[Items from a figure collection]
******

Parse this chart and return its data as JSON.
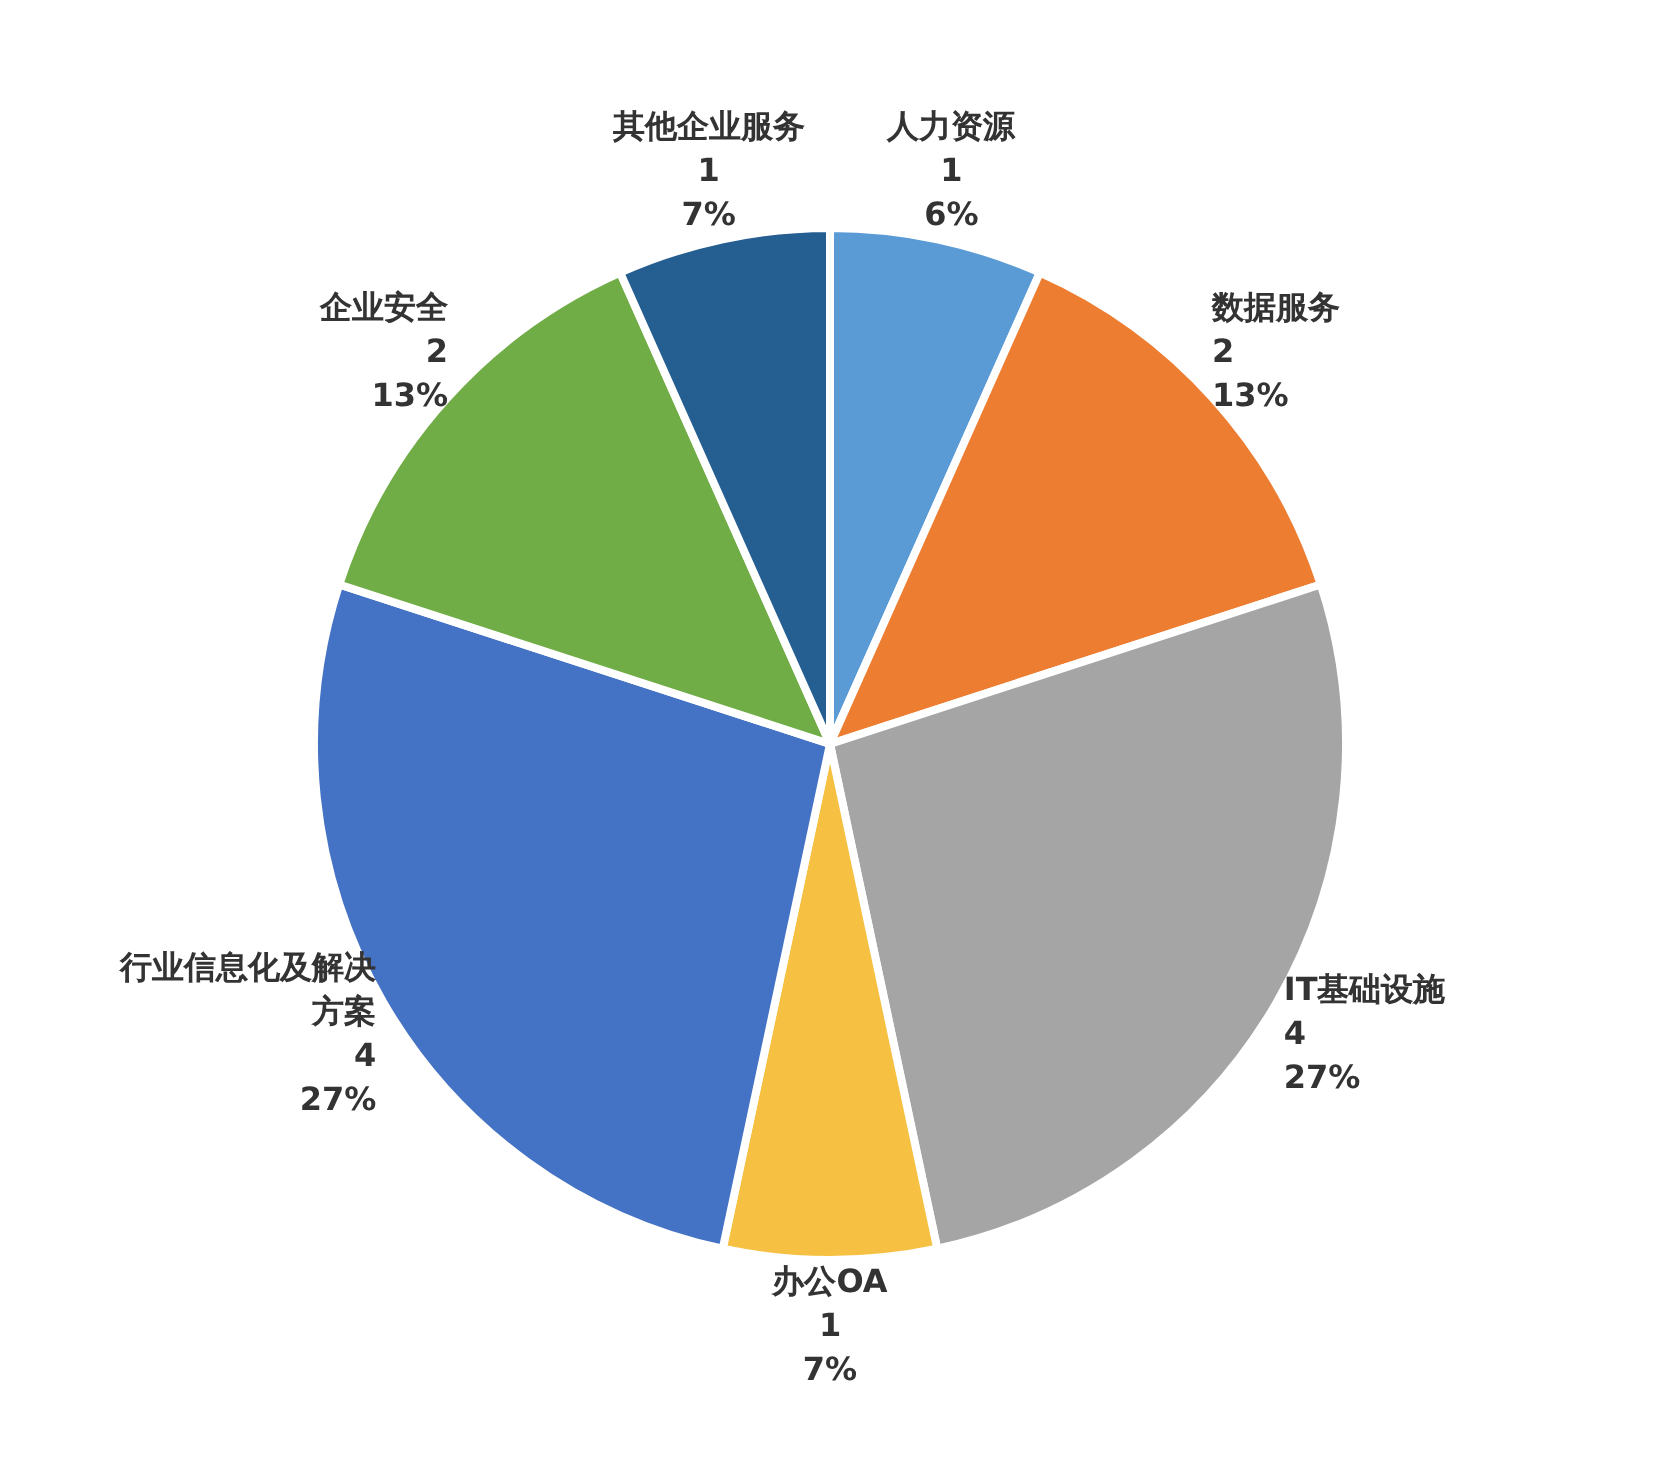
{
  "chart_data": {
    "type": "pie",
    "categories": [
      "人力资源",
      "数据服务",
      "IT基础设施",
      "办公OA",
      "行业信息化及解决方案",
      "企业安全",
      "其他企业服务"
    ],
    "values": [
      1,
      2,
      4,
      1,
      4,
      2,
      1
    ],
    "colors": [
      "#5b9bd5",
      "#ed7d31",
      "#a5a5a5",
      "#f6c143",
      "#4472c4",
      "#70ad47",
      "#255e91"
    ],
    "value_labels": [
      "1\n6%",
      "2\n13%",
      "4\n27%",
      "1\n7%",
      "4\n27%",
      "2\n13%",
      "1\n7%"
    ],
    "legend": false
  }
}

******

▶ **WHAT THE TASK ASKS**
Restate the whole listing above exactly, please, omitting every image.

▶ **FINISHED ANSWER**
Parse this chart and return its data as JSON.
{
  "chart_data": {
    "type": "pie",
    "categories": [
      "人力资源",
      "数据服务",
      "IT基础设施",
      "办公OA",
      "行业信息化及解决方案",
      "企业安全",
      "其他企业服务"
    ],
    "values": [
      1,
      2,
      4,
      1,
      4,
      2,
      1
    ],
    "colors": [
      "#5b9bd5",
      "#ed7d31",
      "#a5a5a5",
      "#f6c143",
      "#4472c4",
      "#70ad47",
      "#255e91"
    ],
    "value_labels": [
      "1\n6%",
      "2\n13%",
      "4\n27%",
      "1\n7%",
      "4\n27%",
      "2\n13%",
      "1\n7%"
    ],
    "legend": false
  }
}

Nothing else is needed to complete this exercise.